#### TEXTO DO EXERCÍCIO

A Câmara dos Deputados retomou os trabalhos legislativos nesta quarta-feira após um episódio de tensão que resultou na retirada forçada do deputado Glauber Braga (PSOL-RJ) por agentes da Polícia Legislativa Federal. O parlamentar havia ocupado a mesa da presidência em protesto, levando ao corte imediato do sinal da TV Câmara e à remoção obrigatória de profissionais de imprensa do plenário.
O presidente da Casa, Hugo Motta (Republicanos-PB), reabriu a sessão com a deliberação sobre um projeto que trata do Cadastro Ambiental Rural (CAR), numa tentativa de esfriar os ânimos. A expectativa, no entanto, é que ainda hoje seja debatido o projeto de lei sobre a dosimetria da pena dos condenados nos atos do 8 de janeiro, entre eles o ex-presidente Jair Bolsonaro. A proposta em discussão pode reduzir as penas aplicadas.
Já sentado de volta na cadeira de presidente, Hugo Motta se pronunciou publicamente sobre o ocorrido. "A cadeira da presidência não pertence a mim, ele pertence à República, pertence à democracia, pertence ao povo brasileiro. E nenhum parlamentar está autorizado a transformá-la em instrumento de intimidação, espetáculo ou desordem", afirmou. Ele acrescentou: "Deputado pode muito, mas não pode tudo. Na democracia, ele pode tudo dentro da lei e do dentro do Regimento. Fora disso, não é liberdade, é abuso."

########
#### DADOS FORNECIDOS

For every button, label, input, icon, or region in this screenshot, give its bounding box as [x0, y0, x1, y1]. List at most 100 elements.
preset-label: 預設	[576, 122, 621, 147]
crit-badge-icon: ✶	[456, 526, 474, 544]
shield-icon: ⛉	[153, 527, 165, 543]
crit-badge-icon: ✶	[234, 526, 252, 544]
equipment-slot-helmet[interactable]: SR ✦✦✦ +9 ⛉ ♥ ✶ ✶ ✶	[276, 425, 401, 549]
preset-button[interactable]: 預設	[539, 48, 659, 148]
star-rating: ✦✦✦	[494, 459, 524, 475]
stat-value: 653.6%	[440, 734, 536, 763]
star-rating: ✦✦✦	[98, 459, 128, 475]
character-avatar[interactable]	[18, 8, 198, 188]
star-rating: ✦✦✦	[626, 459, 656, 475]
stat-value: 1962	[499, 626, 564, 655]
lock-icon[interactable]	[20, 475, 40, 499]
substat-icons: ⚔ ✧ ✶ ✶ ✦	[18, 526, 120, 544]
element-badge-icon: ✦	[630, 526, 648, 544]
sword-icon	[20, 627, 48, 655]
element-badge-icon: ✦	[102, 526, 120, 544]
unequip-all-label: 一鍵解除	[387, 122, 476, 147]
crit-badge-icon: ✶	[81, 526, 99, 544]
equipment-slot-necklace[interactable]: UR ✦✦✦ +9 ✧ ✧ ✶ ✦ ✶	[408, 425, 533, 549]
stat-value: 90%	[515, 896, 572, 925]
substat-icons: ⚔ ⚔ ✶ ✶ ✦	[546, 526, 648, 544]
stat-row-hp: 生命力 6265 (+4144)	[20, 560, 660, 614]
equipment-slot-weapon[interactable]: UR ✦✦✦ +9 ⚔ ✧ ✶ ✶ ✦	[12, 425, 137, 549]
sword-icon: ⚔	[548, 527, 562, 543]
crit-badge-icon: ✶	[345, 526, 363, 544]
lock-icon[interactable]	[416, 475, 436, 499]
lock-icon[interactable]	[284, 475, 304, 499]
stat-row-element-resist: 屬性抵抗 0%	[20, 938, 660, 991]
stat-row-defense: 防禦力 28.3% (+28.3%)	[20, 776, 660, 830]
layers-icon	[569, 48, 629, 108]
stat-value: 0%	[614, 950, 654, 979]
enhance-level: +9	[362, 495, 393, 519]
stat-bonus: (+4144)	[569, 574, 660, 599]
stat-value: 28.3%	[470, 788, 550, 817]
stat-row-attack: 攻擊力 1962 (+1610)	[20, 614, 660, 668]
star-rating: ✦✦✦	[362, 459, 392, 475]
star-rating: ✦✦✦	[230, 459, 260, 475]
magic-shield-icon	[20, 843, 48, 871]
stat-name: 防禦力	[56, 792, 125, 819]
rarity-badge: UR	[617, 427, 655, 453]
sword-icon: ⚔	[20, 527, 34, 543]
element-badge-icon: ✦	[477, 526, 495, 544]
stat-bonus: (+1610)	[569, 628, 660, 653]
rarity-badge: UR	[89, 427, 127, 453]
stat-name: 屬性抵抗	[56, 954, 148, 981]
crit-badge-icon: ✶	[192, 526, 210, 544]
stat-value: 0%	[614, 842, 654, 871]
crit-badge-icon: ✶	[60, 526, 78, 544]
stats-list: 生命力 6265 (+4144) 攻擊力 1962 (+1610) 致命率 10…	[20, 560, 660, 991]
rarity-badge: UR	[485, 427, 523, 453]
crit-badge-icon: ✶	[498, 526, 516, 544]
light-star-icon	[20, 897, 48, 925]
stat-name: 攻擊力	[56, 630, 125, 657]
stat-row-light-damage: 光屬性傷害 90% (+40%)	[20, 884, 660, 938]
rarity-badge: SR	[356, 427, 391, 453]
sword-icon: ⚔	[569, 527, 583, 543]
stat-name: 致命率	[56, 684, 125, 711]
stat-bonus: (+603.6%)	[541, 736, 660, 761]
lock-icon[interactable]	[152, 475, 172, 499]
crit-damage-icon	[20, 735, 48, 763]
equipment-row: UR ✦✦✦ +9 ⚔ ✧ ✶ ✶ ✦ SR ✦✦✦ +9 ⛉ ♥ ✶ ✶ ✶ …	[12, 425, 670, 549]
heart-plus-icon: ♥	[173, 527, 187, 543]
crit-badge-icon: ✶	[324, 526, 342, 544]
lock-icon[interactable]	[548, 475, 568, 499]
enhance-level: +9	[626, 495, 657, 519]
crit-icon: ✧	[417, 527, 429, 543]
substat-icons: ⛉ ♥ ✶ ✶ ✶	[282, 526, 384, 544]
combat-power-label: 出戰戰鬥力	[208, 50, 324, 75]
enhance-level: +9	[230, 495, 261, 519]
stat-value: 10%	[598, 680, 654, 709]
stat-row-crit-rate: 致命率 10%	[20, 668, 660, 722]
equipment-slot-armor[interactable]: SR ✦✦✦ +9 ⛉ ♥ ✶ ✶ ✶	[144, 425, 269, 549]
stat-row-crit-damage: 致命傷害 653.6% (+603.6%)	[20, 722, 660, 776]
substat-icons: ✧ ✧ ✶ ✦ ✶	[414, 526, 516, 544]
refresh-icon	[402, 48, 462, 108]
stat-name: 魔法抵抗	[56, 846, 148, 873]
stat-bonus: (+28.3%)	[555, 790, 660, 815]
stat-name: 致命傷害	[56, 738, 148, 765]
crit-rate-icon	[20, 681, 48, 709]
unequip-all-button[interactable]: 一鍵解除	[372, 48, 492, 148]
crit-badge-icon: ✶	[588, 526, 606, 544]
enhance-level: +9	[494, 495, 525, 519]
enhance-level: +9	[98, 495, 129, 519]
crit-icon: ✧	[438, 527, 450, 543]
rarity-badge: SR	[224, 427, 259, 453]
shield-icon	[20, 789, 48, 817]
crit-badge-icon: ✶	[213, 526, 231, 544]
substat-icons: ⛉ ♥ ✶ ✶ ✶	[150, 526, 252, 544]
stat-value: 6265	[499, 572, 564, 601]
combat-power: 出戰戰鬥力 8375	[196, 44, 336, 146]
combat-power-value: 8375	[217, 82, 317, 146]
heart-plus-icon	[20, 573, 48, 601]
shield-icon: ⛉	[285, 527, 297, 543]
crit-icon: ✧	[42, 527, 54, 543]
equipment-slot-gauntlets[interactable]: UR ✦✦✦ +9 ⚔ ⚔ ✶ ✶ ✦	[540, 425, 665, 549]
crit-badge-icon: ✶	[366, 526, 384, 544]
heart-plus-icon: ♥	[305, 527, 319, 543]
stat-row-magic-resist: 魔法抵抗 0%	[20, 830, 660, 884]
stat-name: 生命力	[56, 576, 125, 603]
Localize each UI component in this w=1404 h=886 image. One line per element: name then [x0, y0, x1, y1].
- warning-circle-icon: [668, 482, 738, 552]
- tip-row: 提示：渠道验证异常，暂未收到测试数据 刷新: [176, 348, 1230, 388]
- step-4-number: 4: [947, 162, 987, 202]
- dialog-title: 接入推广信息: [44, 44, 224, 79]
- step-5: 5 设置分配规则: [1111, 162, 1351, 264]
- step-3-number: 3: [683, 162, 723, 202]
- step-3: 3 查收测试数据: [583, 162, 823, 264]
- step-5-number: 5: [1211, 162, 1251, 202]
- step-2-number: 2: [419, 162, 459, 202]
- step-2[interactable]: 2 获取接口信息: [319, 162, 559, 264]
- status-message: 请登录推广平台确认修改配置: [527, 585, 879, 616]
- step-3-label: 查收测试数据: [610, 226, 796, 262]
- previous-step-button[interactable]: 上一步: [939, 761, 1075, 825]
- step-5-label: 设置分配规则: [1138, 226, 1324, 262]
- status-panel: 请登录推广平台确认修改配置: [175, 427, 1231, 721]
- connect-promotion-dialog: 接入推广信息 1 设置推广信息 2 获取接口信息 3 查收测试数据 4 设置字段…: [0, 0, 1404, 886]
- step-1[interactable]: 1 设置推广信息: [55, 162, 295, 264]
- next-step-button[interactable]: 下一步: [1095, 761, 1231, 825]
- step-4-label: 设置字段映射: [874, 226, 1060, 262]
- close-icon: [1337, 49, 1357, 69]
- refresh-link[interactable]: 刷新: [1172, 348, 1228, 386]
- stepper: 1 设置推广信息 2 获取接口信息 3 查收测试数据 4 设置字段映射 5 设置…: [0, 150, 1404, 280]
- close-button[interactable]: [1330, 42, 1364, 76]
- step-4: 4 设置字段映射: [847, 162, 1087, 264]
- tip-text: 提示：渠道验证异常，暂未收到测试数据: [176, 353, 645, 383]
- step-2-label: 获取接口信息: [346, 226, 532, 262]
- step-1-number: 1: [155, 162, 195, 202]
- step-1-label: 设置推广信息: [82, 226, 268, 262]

########

INSTRUÇÕES DE TRABALHO: Transcreva o trecho do texto sobre a retomada da sessão na Câmara dos Deputados que se inicia em "O presidente da" e prossegue até "as penas aplicadas.".

RESPOSTA:
O presidente da Casa, Hugo Motta (Republicanos-PB), reabriu a sessão com a deliberação sobre um projeto que trata do Cadastro Ambiental Rural (CAR), numa tentativa de esfriar os ânimos. A expectativa, no entanto, é que ainda hoje seja debatido o projeto de lei sobre a dosimetria da pena dos condenados nos atos do 8 de janeiro, entre eles o ex-presidente Jair Bolsonaro. A proposta em discussão pode reduzir as penas aplicadas.